Instructions to follow ▸ Read the lines that follow and tally those with the word "Grottoes"; give the number and nothing else.

Working data ▸
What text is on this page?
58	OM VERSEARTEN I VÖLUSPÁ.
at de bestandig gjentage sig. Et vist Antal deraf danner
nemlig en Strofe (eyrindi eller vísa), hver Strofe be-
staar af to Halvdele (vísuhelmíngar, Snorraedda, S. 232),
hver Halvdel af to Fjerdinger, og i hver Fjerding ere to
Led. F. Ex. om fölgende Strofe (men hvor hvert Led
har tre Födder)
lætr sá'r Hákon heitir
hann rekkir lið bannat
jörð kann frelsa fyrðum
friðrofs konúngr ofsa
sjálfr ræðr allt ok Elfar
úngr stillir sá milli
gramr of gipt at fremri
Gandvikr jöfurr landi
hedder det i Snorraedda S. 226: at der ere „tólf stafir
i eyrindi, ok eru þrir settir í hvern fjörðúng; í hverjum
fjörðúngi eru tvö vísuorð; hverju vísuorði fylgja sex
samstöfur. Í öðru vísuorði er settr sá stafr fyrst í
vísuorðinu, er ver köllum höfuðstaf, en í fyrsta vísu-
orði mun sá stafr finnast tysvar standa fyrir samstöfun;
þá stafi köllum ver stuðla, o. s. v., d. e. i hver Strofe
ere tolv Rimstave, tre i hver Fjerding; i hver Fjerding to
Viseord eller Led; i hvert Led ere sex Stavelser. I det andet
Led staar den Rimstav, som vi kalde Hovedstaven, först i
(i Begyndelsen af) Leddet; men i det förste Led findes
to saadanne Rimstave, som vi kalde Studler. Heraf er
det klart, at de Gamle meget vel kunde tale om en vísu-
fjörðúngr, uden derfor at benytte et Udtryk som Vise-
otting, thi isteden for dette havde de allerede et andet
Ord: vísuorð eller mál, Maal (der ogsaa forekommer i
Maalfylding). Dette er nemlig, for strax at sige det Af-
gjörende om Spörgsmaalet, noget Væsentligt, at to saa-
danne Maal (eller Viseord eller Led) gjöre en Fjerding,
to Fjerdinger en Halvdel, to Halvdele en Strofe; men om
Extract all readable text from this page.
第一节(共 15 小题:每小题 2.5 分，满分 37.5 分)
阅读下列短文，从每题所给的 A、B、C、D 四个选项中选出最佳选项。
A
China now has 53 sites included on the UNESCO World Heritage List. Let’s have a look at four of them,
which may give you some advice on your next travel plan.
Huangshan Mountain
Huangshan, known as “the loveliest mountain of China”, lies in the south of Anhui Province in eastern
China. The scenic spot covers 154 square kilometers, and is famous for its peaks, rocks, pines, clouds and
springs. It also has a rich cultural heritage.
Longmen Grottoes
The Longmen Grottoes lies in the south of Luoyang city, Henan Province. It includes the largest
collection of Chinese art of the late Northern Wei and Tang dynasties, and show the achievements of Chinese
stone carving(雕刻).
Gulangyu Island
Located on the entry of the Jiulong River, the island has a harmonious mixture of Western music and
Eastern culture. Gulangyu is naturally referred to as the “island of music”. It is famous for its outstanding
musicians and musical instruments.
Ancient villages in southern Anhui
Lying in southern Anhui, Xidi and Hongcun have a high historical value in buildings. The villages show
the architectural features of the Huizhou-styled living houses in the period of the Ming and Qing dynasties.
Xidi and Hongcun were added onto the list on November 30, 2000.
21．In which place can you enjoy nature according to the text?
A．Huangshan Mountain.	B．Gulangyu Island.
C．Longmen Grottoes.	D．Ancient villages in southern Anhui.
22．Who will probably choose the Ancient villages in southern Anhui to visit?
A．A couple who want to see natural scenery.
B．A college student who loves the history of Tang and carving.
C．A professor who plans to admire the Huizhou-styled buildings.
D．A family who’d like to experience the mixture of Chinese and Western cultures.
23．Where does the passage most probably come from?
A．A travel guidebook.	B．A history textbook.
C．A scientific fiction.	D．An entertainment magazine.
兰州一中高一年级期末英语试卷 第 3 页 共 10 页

Response to this exercise ▸ 3